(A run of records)

:::

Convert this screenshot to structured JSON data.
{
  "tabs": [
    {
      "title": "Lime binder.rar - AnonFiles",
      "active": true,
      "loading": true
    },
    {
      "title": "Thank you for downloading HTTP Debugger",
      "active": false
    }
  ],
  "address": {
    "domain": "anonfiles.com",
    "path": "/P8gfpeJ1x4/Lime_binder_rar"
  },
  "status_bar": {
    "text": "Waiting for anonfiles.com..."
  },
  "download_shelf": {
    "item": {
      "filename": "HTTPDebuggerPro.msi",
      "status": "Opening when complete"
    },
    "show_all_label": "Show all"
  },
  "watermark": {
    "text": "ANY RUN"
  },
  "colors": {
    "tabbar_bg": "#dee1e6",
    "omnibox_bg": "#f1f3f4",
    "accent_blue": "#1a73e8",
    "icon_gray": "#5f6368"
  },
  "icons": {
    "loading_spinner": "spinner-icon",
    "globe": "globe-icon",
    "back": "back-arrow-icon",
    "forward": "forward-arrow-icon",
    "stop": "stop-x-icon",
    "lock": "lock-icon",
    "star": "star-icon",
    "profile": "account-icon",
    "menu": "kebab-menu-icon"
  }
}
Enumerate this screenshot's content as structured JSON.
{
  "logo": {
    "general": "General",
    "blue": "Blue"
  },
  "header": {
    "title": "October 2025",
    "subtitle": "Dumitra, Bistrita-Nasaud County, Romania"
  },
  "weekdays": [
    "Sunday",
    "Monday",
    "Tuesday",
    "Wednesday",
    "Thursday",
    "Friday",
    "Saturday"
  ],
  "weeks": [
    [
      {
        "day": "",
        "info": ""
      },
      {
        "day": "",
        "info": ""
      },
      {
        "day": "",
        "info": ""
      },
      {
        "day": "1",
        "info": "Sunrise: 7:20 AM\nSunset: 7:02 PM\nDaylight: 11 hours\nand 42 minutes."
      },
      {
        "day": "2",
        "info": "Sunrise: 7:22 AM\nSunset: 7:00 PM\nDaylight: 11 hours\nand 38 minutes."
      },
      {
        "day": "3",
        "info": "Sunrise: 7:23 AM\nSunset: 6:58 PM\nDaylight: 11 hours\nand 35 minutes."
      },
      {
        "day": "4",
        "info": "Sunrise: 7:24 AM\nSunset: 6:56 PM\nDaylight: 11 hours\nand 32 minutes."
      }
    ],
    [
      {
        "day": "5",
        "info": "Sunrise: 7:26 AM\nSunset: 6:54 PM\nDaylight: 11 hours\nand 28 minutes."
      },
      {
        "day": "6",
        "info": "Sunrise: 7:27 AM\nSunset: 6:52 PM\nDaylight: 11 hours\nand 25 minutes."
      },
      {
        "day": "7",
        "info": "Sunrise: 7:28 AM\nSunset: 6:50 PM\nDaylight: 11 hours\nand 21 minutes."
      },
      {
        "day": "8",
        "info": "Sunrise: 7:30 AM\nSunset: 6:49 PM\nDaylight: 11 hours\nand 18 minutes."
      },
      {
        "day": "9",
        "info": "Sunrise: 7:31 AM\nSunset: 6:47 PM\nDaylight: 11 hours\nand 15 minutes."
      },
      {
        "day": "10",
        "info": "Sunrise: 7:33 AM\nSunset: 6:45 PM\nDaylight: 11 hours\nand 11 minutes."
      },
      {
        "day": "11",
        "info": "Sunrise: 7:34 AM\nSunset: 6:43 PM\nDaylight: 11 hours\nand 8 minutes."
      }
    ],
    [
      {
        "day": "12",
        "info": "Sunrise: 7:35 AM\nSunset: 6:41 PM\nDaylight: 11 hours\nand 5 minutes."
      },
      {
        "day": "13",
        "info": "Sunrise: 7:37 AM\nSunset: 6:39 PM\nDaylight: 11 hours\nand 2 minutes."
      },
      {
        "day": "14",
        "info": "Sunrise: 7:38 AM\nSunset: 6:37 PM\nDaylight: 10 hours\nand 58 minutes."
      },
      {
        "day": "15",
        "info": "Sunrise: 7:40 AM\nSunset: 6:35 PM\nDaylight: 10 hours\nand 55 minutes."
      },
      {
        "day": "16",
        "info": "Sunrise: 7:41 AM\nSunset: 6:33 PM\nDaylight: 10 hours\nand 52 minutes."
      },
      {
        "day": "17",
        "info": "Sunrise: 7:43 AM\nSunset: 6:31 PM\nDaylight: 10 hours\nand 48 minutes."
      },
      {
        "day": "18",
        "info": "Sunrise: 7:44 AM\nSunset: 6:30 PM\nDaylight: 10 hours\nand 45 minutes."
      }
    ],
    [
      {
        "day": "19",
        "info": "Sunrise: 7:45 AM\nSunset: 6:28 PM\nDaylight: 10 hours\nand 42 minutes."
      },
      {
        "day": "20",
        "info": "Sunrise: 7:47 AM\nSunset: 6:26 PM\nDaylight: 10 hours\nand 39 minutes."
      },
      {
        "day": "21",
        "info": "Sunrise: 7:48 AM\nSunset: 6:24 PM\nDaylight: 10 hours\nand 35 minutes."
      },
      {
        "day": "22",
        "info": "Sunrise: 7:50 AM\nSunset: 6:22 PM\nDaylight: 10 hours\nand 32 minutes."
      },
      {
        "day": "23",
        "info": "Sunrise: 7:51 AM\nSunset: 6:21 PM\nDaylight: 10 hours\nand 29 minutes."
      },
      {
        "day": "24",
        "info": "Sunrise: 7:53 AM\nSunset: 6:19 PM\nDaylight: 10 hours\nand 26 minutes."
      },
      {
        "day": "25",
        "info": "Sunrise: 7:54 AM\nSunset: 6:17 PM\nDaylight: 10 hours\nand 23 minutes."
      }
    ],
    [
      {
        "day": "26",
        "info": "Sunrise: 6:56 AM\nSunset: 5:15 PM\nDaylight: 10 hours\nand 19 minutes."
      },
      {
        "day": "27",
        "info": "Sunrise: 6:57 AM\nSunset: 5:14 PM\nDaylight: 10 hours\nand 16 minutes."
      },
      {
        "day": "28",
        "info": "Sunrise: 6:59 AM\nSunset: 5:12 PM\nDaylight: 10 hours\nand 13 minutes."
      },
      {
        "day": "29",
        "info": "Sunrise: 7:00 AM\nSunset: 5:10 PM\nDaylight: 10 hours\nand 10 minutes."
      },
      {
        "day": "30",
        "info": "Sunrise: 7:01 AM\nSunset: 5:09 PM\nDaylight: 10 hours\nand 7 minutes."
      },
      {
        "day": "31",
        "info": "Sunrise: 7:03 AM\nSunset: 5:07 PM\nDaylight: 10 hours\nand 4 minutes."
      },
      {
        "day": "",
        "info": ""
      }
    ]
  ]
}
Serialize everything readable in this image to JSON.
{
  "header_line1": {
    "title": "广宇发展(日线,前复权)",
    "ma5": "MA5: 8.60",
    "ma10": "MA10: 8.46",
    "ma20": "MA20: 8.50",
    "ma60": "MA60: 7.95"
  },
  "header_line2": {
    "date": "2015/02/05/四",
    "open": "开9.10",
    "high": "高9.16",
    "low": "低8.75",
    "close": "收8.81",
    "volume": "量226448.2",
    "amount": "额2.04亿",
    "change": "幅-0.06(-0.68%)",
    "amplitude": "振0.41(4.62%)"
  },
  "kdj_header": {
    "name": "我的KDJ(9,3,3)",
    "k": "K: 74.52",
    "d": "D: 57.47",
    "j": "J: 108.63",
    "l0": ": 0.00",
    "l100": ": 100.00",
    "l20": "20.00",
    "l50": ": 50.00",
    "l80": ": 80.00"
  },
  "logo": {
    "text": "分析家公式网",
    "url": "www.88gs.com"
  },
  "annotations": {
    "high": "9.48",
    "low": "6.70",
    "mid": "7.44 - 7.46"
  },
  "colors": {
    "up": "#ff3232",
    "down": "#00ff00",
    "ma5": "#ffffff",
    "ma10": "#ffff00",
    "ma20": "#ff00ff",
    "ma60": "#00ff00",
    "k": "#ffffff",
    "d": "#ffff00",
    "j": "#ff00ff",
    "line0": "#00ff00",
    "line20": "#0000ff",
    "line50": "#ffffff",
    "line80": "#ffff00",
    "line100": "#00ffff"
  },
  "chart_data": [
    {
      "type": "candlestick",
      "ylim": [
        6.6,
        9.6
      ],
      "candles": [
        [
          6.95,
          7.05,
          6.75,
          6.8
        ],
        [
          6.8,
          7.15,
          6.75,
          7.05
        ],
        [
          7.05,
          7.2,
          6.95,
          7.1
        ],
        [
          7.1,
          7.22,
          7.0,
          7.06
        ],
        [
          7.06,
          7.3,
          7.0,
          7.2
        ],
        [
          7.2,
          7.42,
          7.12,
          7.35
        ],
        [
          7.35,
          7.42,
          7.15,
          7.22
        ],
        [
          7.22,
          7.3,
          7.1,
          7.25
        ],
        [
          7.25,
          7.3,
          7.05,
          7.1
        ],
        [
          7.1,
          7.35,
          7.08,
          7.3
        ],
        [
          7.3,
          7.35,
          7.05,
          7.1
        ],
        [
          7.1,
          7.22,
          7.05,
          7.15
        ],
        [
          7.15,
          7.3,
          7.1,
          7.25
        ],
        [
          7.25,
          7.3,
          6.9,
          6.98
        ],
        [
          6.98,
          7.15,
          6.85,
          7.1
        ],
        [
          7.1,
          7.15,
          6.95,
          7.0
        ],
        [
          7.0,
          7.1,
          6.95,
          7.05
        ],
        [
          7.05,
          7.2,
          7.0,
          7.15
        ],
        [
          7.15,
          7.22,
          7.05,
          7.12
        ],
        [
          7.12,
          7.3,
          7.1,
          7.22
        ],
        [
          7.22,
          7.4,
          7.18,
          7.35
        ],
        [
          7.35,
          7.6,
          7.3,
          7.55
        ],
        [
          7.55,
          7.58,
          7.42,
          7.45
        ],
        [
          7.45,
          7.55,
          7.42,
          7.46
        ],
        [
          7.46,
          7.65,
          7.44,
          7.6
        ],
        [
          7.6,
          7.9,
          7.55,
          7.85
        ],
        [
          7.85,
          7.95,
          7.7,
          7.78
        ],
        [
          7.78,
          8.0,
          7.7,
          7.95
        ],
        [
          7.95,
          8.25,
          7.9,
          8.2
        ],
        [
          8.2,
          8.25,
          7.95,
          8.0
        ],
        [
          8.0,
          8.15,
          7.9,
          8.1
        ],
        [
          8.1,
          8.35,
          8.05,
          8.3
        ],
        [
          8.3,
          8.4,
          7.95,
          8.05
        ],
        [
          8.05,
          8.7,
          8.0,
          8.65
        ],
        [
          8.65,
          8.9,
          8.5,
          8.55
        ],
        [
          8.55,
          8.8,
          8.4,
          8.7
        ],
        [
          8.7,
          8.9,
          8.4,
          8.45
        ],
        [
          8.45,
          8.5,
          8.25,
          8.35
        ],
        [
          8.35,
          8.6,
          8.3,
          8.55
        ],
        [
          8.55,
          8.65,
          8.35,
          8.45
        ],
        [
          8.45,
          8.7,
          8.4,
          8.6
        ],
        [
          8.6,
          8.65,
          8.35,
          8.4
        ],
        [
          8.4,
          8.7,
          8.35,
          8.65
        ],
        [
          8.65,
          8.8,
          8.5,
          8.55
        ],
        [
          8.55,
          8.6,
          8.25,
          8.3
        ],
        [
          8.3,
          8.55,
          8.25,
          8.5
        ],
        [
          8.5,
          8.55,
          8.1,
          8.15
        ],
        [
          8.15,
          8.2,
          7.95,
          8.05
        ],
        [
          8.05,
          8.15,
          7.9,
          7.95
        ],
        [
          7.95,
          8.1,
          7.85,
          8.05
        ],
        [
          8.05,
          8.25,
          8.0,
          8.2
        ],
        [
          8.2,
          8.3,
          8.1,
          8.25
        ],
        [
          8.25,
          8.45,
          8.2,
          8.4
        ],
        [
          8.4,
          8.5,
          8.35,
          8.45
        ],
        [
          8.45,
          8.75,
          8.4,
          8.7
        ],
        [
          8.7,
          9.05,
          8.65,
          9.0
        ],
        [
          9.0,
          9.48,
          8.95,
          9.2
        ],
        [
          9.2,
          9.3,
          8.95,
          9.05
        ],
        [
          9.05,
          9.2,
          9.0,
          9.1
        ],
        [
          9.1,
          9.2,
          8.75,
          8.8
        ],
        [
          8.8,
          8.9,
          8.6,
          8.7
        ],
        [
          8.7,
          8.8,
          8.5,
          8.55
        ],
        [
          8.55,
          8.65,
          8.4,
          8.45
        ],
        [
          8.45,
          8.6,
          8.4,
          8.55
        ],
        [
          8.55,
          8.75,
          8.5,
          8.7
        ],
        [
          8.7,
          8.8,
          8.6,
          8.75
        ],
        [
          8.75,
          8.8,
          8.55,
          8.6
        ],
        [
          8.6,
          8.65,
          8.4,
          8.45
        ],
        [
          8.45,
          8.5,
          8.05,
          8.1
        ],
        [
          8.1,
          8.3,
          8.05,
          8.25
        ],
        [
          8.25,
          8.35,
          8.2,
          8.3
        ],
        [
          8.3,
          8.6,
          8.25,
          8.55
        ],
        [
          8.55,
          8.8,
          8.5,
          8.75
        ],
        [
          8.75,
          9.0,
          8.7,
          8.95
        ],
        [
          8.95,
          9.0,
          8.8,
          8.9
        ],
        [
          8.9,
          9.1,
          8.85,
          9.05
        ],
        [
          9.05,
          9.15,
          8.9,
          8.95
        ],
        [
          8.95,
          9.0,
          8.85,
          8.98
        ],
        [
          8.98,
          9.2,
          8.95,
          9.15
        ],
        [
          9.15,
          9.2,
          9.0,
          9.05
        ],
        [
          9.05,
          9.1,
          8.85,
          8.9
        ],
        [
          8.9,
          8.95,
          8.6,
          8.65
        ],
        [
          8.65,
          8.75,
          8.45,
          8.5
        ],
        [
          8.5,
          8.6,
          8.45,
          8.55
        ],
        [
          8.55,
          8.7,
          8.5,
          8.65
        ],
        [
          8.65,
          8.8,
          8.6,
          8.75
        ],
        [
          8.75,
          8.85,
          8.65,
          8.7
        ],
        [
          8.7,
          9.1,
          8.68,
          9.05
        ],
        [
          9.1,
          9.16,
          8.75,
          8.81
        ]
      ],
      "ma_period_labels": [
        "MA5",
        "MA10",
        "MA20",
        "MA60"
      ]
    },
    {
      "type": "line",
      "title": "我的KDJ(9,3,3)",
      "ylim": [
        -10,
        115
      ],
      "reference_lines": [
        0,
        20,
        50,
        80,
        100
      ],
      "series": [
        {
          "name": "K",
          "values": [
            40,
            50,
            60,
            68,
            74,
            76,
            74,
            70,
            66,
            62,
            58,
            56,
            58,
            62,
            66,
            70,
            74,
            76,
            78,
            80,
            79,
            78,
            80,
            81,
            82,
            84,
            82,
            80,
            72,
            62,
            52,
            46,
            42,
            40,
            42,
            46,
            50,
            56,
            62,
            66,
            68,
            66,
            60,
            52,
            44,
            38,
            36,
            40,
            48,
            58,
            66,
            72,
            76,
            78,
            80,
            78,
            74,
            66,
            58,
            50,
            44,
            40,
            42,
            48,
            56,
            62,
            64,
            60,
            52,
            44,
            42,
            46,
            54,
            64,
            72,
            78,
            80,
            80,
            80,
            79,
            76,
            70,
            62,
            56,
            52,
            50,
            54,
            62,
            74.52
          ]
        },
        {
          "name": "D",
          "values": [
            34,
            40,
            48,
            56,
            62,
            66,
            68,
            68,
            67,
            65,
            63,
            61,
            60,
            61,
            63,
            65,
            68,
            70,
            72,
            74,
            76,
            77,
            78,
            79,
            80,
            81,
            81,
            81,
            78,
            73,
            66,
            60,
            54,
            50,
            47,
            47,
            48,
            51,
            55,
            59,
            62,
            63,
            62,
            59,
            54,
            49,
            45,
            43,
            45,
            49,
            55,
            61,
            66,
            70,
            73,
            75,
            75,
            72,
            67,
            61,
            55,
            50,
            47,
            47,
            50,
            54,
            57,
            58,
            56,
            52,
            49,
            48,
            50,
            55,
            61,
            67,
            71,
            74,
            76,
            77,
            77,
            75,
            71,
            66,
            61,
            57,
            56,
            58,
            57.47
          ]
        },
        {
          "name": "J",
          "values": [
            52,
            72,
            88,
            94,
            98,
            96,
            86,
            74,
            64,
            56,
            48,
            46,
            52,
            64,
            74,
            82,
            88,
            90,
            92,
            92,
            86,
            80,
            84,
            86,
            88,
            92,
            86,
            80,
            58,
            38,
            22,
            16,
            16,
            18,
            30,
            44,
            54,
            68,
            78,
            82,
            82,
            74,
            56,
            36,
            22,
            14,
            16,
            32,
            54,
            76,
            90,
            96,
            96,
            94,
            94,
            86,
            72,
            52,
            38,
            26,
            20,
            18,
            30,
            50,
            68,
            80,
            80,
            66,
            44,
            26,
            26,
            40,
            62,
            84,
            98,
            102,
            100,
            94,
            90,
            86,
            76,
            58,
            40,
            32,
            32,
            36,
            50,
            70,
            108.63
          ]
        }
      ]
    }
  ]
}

:::

Go through the listing above and report how many of its lines contain the word "JSON", with only the number as output.

FINISHED TASK
3